The request — The listing must be reproduced in full, exactly as it stands.

Data provided —
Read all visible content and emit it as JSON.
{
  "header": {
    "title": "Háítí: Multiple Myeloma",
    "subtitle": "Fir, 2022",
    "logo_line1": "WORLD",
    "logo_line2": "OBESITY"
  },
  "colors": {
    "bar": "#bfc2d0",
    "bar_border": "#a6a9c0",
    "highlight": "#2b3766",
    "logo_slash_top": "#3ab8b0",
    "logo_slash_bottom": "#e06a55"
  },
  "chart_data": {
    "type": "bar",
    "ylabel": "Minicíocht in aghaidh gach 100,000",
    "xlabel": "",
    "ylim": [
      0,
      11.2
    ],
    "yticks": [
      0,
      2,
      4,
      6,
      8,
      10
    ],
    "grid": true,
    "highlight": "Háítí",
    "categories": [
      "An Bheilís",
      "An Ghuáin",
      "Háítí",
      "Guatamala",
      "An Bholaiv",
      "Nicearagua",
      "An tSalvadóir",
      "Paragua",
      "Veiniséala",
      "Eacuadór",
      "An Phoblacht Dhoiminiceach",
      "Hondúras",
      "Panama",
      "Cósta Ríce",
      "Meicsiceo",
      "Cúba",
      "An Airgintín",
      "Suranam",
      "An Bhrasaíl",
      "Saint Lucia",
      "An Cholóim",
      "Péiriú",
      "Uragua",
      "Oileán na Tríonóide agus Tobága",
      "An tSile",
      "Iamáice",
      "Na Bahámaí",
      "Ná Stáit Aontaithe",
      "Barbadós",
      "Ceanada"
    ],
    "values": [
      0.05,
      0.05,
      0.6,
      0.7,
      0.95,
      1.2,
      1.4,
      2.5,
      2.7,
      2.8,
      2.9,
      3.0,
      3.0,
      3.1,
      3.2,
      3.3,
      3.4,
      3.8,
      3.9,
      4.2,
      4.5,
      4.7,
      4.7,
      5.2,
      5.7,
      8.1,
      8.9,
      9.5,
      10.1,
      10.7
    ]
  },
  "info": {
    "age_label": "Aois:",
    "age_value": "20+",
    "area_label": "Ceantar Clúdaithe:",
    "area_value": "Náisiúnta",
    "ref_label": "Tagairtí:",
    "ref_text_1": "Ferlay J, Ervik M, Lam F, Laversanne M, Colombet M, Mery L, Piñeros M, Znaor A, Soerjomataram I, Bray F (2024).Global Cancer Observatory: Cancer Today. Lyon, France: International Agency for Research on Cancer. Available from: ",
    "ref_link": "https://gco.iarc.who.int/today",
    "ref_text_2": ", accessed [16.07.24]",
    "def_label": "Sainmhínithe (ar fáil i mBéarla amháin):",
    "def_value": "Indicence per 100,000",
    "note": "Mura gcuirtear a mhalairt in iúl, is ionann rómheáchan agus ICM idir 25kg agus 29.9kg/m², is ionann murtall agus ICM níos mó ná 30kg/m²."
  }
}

Full output —
Read all visible content and emit it as JSON.
{
  "header": {
    "title": "Háítí: Multiple Myeloma",
    "subtitle": "Fir, 2022",
    "logo_line1": "WORLD",
    "logo_line2": "OBESITY"
  },
  "colors": {
    "bar": "#bfc2d0",
    "bar_border": "#a6a9c0",
    "highlight": "#2b3766",
    "logo_slash_top": "#3ab8b0",
    "logo_slash_bottom": "#e06a55"
  },
  "chart_data": {
    "type": "bar",
    "ylabel": "Minicíocht in aghaidh gach 100,000",
    "xlabel": "",
    "ylim": [
      0,
      11.2
    ],
    "yticks": [
      0,
      2,
      4,
      6,
      8,
      10
    ],
    "grid": true,
    "highlight": "Háítí",
    "categories": [
      "An Bheilís",
      "An Ghuáin",
      "Háítí",
      "Guatamala",
      "An Bholaiv",
      "Nicearagua",
      "An tSalvadóir",
      "Paragua",
      "Veiniséala",
      "Eacuadór",
      "An Phoblacht Dhoiminiceach",
      "Hondúras",
      "Panama",
      "Cósta Ríce",
      "Meicsiceo",
      "Cúba",
      "An Airgintín",
      "Suranam",
      "An Bhrasaíl",
      "Saint Lucia",
      "An Cholóim",
      "Péiriú",
      "Uragua",
      "Oileán na Tríonóide agus Tobága",
      "An tSile",
      "Iamáice",
      "Na Bahámaí",
      "Ná Stáit Aontaithe",
      "Barbadós",
      "Ceanada"
    ],
    "values": [
      0.05,
      0.05,
      0.6,
      0.7,
      0.95,
      1.2,
      1.4,
      2.5,
      2.7,
      2.8,
      2.9,
      3.0,
      3.0,
      3.1,
      3.2,
      3.3,
      3.4,
      3.8,
      3.9,
      4.2,
      4.5,
      4.7,
      4.7,
      5.2,
      5.7,
      8.1,
      8.9,
      9.5,
      10.1,
      10.7
    ]
  },
  "info": {
    "age_label": "Aois:",
    "age_value": "20+",
    "area_label": "Ceantar Clúdaithe:",
    "area_value": "Náisiúnta",
    "ref_label": "Tagairtí:",
    "ref_text_1": "Ferlay J, Ervik M, Lam F, Laversanne M, Colombet M, Mery L, Piñeros M, Znaor A, Soerjomataram I, Bray F (2024).Global Cancer Observatory: Cancer Today. Lyon, France: International Agency for Research on Cancer. Available from: ",
    "ref_link": "https://gco.iarc.who.int/today",
    "ref_text_2": ", accessed [16.07.24]",
    "def_label": "Sainmhínithe (ar fáil i mBéarla amháin):",
    "def_value": "Indicence per 100,000",
    "note": "Mura gcuirtear a mhalairt in iúl, is ionann rómheáchan agus ICM idir 25kg agus 29.9kg/m², is ionann murtall agus ICM níos mó ná 30kg/m²."
  }
}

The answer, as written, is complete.